** DATASET **

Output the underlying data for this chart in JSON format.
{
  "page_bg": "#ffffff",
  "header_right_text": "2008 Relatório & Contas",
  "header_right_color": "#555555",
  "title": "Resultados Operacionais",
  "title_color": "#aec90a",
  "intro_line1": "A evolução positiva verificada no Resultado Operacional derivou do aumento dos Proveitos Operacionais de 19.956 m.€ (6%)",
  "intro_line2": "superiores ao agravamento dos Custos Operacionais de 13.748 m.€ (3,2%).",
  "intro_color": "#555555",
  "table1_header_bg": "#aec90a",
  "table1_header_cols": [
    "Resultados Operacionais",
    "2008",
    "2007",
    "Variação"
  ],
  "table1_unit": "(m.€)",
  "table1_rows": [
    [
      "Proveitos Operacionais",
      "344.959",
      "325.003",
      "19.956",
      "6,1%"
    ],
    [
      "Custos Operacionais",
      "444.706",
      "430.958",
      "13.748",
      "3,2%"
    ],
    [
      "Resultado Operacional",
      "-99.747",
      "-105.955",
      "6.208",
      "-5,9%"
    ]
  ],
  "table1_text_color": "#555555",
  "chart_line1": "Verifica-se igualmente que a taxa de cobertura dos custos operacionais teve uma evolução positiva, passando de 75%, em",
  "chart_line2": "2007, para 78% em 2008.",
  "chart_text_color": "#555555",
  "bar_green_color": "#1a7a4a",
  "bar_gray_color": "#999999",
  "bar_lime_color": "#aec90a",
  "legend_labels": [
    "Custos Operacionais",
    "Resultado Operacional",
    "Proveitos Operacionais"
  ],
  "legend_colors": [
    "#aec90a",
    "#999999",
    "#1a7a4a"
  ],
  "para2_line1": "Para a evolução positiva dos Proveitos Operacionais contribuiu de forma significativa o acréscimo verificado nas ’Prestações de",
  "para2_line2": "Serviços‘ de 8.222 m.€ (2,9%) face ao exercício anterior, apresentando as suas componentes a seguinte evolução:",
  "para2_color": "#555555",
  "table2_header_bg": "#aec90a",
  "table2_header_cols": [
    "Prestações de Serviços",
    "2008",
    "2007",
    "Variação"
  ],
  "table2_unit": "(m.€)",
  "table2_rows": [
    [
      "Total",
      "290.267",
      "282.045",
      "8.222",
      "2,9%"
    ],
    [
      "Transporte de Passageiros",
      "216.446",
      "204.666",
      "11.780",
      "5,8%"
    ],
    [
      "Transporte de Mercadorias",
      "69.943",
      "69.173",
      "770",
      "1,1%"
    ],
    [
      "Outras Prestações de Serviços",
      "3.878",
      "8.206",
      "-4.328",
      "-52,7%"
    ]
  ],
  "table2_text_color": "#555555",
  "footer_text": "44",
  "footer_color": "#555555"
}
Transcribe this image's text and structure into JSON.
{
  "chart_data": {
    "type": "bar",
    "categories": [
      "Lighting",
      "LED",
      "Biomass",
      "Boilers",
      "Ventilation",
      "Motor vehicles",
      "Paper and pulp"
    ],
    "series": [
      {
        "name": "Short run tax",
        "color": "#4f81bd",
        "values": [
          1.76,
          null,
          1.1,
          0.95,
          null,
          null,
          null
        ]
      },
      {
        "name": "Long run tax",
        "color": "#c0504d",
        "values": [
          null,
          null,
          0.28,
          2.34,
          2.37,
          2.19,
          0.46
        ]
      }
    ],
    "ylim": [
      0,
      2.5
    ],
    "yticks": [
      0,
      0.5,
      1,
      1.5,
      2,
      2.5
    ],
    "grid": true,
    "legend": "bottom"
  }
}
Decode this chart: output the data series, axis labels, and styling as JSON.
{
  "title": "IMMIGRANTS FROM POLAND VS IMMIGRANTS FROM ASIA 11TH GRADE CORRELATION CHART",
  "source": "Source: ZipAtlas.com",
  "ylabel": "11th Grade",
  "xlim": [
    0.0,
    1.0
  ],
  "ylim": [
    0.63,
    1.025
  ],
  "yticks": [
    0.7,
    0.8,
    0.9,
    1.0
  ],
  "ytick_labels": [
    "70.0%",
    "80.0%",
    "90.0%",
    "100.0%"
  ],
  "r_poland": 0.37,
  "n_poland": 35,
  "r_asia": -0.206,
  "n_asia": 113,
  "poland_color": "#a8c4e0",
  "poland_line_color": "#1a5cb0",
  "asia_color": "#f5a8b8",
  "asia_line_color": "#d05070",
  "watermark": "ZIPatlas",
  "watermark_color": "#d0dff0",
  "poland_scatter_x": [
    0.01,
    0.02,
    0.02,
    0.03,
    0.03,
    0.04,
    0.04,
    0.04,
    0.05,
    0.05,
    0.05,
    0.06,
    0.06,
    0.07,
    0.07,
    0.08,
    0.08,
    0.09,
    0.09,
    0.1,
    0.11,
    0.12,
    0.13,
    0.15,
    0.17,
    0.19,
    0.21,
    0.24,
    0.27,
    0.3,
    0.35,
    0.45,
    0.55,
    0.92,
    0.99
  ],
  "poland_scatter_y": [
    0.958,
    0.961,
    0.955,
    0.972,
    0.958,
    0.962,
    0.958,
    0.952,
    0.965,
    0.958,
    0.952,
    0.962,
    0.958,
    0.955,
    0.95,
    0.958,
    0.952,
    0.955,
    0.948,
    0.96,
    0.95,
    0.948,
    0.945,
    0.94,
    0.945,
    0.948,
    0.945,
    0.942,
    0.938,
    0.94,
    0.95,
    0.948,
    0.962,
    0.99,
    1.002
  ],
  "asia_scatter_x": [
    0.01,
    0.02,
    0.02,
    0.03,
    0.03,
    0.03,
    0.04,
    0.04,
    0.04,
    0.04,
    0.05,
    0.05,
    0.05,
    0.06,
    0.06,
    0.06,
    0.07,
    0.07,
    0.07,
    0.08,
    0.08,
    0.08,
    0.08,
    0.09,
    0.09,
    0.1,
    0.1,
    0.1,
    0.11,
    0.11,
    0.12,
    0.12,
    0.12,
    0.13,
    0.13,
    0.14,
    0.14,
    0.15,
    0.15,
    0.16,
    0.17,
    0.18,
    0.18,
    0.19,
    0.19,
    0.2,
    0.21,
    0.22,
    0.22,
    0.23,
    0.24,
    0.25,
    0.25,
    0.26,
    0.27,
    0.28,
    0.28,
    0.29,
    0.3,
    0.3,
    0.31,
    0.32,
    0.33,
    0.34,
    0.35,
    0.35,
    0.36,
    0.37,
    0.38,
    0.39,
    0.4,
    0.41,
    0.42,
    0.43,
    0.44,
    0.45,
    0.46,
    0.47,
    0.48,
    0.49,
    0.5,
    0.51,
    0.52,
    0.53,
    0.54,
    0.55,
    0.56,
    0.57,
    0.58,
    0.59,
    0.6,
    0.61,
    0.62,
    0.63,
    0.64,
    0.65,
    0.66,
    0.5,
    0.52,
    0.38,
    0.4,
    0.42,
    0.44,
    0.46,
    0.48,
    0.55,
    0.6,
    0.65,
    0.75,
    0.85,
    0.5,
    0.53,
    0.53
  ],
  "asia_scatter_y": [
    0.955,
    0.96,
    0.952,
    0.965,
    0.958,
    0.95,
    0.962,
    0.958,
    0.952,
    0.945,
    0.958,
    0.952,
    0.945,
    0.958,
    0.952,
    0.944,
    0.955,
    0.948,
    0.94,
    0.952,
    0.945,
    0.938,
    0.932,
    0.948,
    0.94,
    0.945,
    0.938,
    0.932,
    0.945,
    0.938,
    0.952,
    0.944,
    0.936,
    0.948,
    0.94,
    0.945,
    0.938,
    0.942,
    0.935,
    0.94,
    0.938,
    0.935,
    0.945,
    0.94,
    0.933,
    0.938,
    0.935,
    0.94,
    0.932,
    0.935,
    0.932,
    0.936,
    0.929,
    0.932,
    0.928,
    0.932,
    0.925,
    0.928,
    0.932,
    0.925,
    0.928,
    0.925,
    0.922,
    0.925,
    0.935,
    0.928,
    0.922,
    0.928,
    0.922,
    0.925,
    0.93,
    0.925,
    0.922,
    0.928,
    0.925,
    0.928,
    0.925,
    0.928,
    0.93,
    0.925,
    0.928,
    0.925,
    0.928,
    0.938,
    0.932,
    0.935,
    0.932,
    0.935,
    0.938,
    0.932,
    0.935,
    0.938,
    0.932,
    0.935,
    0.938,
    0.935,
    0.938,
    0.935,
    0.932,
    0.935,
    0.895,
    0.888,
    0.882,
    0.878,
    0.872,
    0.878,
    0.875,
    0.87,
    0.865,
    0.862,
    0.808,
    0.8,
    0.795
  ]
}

** GIVEN PROBLEM **
Search the lines for the string "this" and copy every line that has it.

** WRITTEN RESPONSE **
Output the underlying data for this chart in JSON format.
Transcribe this image's text and structure into JSON.
Decode this chart: output the data series, axis labels, and styling as JSON.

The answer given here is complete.